* Set exercise 1 *
Write out, word for word, the passage of the mortgage rates article that begins at the words "Mortgage rates retreat over" and stops after "to go down.".

* Text shown *
○ ○ ○ ○ ○

Mortgage rates retreat over global economic concerns
Mortgage rates retreated for the second week in a row, according to the latest data released Thursday by Freddie Mac.
Concern over the global economy is fueling volatility in the financial markets
and pushing down rates on home loans. The 10-year Treasury yield closed
at a two-month low on Wednesday. The movement of the 10-year Treasury
bond is one of the best indicators whether mortgage rates will rise or
fall. When yields go down, interest rates tend to go down.
The
30-year fixed-rate average dropped to 3.92 percent with an average 0.6
point, its lowest level since early November. (Points are fees paid to a
lender equal to 1 percent of the loan amount.) It was 3.97 percent a
week ago and 3.66 percent a year ago.
The
15-year fixed-rate average fell to 3.19 percent with an average 0.5
point. It was 3.26 percent a week ago and 2.98 percent a year ago.
The
five-year hybrid adjustable rate average sank to 3.01 percent with an
average 0.4 point. It was 3.09 percent a week ago and 2.9 percent a year
ago.
“Long-term Treasury yields
continue to drop, dragging mortgage rates down with them,” Sean
Becketti, Freddie Mac chief economist, said in a statement.

○ ○ ○ ○ ○

* Listed records *
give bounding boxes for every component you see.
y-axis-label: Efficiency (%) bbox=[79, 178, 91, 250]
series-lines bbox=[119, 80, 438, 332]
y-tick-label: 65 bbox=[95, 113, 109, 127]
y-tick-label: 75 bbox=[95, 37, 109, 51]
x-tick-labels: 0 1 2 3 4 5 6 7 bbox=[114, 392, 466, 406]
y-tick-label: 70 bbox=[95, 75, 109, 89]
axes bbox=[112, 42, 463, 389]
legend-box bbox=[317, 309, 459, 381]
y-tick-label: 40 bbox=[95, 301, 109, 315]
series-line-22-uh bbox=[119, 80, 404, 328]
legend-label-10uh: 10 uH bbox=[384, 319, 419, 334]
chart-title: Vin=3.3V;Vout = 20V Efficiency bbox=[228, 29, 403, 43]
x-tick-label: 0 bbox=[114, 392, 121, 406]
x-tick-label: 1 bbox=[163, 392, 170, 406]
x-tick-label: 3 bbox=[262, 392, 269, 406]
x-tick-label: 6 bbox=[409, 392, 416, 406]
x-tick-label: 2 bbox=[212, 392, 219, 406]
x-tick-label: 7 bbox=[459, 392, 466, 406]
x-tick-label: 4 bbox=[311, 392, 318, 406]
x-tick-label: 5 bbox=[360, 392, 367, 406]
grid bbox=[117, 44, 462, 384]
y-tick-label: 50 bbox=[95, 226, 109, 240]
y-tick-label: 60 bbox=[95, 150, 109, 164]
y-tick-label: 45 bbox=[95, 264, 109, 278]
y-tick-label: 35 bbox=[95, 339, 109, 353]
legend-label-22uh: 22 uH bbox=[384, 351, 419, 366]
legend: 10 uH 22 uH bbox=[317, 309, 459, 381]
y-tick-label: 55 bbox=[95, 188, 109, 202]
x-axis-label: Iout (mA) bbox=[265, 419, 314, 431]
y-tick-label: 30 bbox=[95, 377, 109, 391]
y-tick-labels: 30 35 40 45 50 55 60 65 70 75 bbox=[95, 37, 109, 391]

○ ○ ○ ○ ○

* Set exercise 2 *
Give every line of the entries above again with "Efficiency" replaced by "Conversion Efficiency" wherever it appears, leaving everything else unchanged.

* Exercise answer 1 *
Mortgage rates retreat over global economic concerns
Mortgage rates retreated for the second week in a row, according to the latest data released Thursday by Freddie Mac.
Concern over the global economy is fueling volatility in the financial markets
and pushing down rates on home loans. The 10-year Treasury yield closed
at a two-month low on Wednesday. The movement of the 10-year Treasury
bond is one of the best indicators whether mortgage rates will rise or
fall. When yields go down, interest rates tend to go down.

* Exercise answer 2 *
give bounding boxes for every component you see.
y-axis-label: Conversion Efficiency (%) bbox=[79, 178, 91, 250]
series-lines bbox=[119, 80, 438, 332]
y-tick-label: 65 bbox=[95, 113, 109, 127]
y-tick-label: 75 bbox=[95, 37, 109, 51]
x-tick-labels: 0 1 2 3 4 5 6 7 bbox=[114, 392, 466, 406]
y-tick-label: 70 bbox=[95, 75, 109, 89]
axes bbox=[112, 42, 463, 389]
legend-box bbox=[317, 309, 459, 381]
y-tick-label: 40 bbox=[95, 301, 109, 315]
series-line-22-uh bbox=[119, 80, 404, 328]
legend-label-10uh: 10 uH bbox=[384, 319, 419, 334]
chart-title: Vin=3.3V;Vout = 20V Conversion Efficiency bbox=[228, 29, 403, 43]
x-tick-label: 0 bbox=[114, 392, 121, 406]
x-tick-label: 1 bbox=[163, 392, 170, 406]
x-tick-label: 3 bbox=[262, 392, 269, 406]
x-tick-label: 6 bbox=[409, 392, 416, 406]
x-tick-label: 2 bbox=[212, 392, 219, 406]
x-tick-label: 7 bbox=[459, 392, 466, 406]
x-tick-label: 4 bbox=[311, 392, 318, 406]
x-tick-label: 5 bbox=[360, 392, 367, 406]
grid bbox=[117, 44, 462, 384]
y-tick-label: 50 bbox=[95, 226, 109, 240]
y-tick-label: 60 bbox=[95, 150, 109, 164]
y-tick-label: 45 bbox=[95, 264, 109, 278]
y-tick-label: 35 bbox=[95, 339, 109, 353]
legend-label-22uh: 22 uH bbox=[384, 351, 419, 366]
legend: 10 uH 22 uH bbox=[317, 309, 459, 381]
y-tick-label: 55 bbox=[95, 188, 109, 202]
x-axis-label: Iout (mA) bbox=[265, 419, 314, 431]
y-tick-label: 30 bbox=[95, 377, 109, 391]
y-tick-labels: 30 35 40 45 50 55 60 65 70 75 bbox=[95, 37, 109, 391]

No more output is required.